» Aim of the exercise: Show each line of the data below that has the string "Windows" in it.

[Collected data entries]

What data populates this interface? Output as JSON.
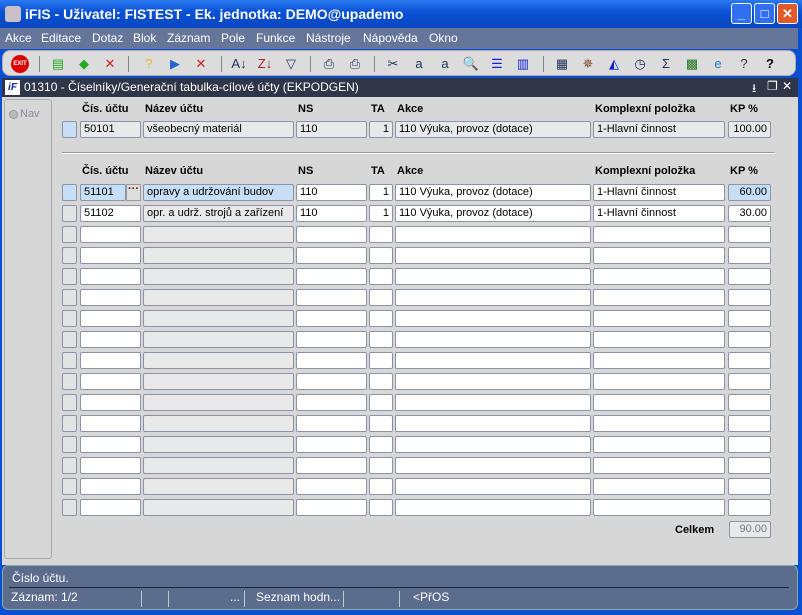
{
  "window": {
    "title": "iFIS - Uživatel: FISTEST - Ek. jednotka: DEMO@upademo",
    "minimize": "_",
    "maximize": "□",
    "close": "✕"
  },
  "menu": [
    "Akce",
    "Editace",
    "Dotaz",
    "Blok",
    "Záznam",
    "Pole",
    "Funkce",
    "Nástroje",
    "Nápověda",
    "Okno"
  ],
  "toolbar": {
    "exit": "EXIT",
    "icons": [
      "insert-record-icon",
      "save-record-icon",
      "delete-record-icon",
      "query-help-icon",
      "execute-query-icon",
      "cancel-query-icon",
      "sort-asc-icon",
      "sort-desc-icon",
      "filter-icon",
      "print-icon",
      "print-preview-icon",
      "cut-icon",
      "copy-icon",
      "paste-icon",
      "find-icon",
      "list-icon",
      "columns-icon",
      "import-icon",
      "settings-icon",
      "view-icon",
      "calendar-icon",
      "sum-icon",
      "excel-icon",
      "browser-icon",
      "help-context-icon",
      "help-icon"
    ]
  },
  "form": {
    "title": "01310 - Číselníky/Generační tabulka-cílové účty (EKPODGEN)",
    "logo": "iF",
    "nav_label": "Nav"
  },
  "columns": {
    "cis": "Čís. účtu",
    "nazev": "Název účtu",
    "ns": "NS",
    "ta": "TA",
    "akce": "Akce",
    "kp_item": "Komplexní položka",
    "kp": "KP %"
  },
  "master": {
    "cis": "50101",
    "nazev": "všeobecný materiál",
    "ns": "110",
    "ta": "1",
    "akce": "110 Výuka, provoz (dotace)",
    "kp_item": "1-Hlavní činnost",
    "kp": "100.00"
  },
  "detail": {
    "rows": [
      {
        "cis": "51101",
        "nazev": "opravy a udržování budov",
        "ns": "110",
        "ta": "1",
        "akce": "110 Výuka, provoz (dotace)",
        "kp_item": "1-Hlavní činnost",
        "kp": "60.00"
      },
      {
        "cis": "51102",
        "nazev": "opr. a udrž. strojů a zařízení",
        "ns": "110",
        "ta": "1",
        "akce": "110 Výuka, provoz (dotace)",
        "kp_item": "1-Hlavní činnost",
        "kp": "30.00"
      },
      {},
      {},
      {},
      {},
      {},
      {},
      {},
      {},
      {},
      {},
      {},
      {},
      {},
      {}
    ],
    "lov_button": "···"
  },
  "total": {
    "label": "Celkem",
    "value": "90.00"
  },
  "status": {
    "hint": "Číslo účtu.",
    "record": "Záznam: 1/2",
    "ellipsis": "...",
    "lov": "Seznam hodn...",
    "mode": "<PřOS"
  }
}
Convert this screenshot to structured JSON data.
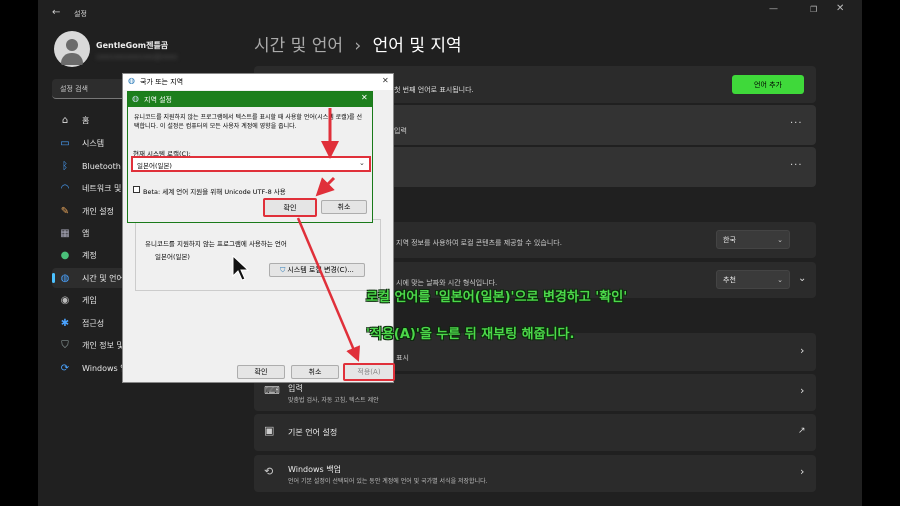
{
  "window": {
    "title": "설정"
  },
  "user": {
    "name": "GentleGom젠틀곰",
    "email_blurred": "xxxxxxxxxxxxxx@xxxx"
  },
  "search": {
    "placeholder": "설정 검색"
  },
  "sidebar": {
    "items": [
      {
        "label": "홈",
        "icon": "home-icon"
      },
      {
        "label": "시스템",
        "icon": "monitor-icon"
      },
      {
        "label": "Bluetooth 및 장치",
        "icon": "bluetooth-icon"
      },
      {
        "label": "네트워크 및 인터넷",
        "icon": "wifi-icon"
      },
      {
        "label": "개인 설정",
        "icon": "brush-icon"
      },
      {
        "label": "앱",
        "icon": "apps-icon"
      },
      {
        "label": "계정",
        "icon": "account-icon"
      },
      {
        "label": "시간 및 언어",
        "icon": "globe-clock-icon"
      },
      {
        "label": "게임",
        "icon": "gamepad-icon"
      },
      {
        "label": "접근성",
        "icon": "accessibility-icon"
      },
      {
        "label": "개인 정보 및 보안",
        "icon": "shield-icon"
      },
      {
        "label": "Windows 업데이트",
        "icon": "update-icon"
      }
    ]
  },
  "breadcrumb": {
    "parent": "시간 및 언어",
    "separator": "›",
    "current": "언어 및 지역"
  },
  "main": {
    "language_row_text": "첫 번째 언어로 표시됩니다.",
    "add_language_button": "언어 추가",
    "row2_text": "입력",
    "country_desc": "지역 정보를 사용하여 로컬 콘텐츠를 제공할 수 있습니다.",
    "country_value": "한국",
    "format_desc": "시에 맞는 날짜와 시간 형식입니다.",
    "format_value": "추천",
    "related_row1": "표시",
    "input_title": "입력",
    "input_desc": "맞춤법 검사, 자동 고침, 텍스트 제안",
    "admin_title": "기본 언어 설정",
    "backup_title": "Windows 백업",
    "backup_desc": "언어 기본 설정이 선택되어 있는 동안 계정에 언어 및 국가별 서식을 저장합니다."
  },
  "region_dialog": {
    "title": "국가 또는 지역",
    "section_text": "유니코드를 지원하지 않는 프로그램에 사용하는 언어",
    "current_locale": "일본어(일본)",
    "change_locale_button": "시스템 로캘 변경(C)...",
    "ok": "확인",
    "cancel": "취소",
    "apply": "적용(A)"
  },
  "locale_dialog": {
    "title": "지역 설정",
    "description": "유니코드를 지원하지 않는 프로그램에서 텍스트를 표시할 때 사용할 언어(시스템 로캘)를 선택합니다. 이 설정은 컴퓨터의 모든 사용자 계정에 영향을 줍니다.",
    "label": "현재 시스템 로캘(C):",
    "selected": "일본어(일본)",
    "beta_checkbox": "Beta: 세계 언어 지원을 위해 Unicode UTF-8 사용",
    "ok": "확인",
    "cancel": "취소"
  },
  "captions": {
    "line1": "로컬 언어를 '일본어(일본)'으로 변경하고 '확인'",
    "line2": "'적용(A)'을 누른 뒤 재부팅 해줍니다."
  },
  "colors": {
    "accent_green": "#4cd84a",
    "highlight_red": "#e0303a",
    "add_button": "#3fd93a"
  }
}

» Response to the task:
        "label": "Windows 업데이트",
    "backup_title": "Windows 백업",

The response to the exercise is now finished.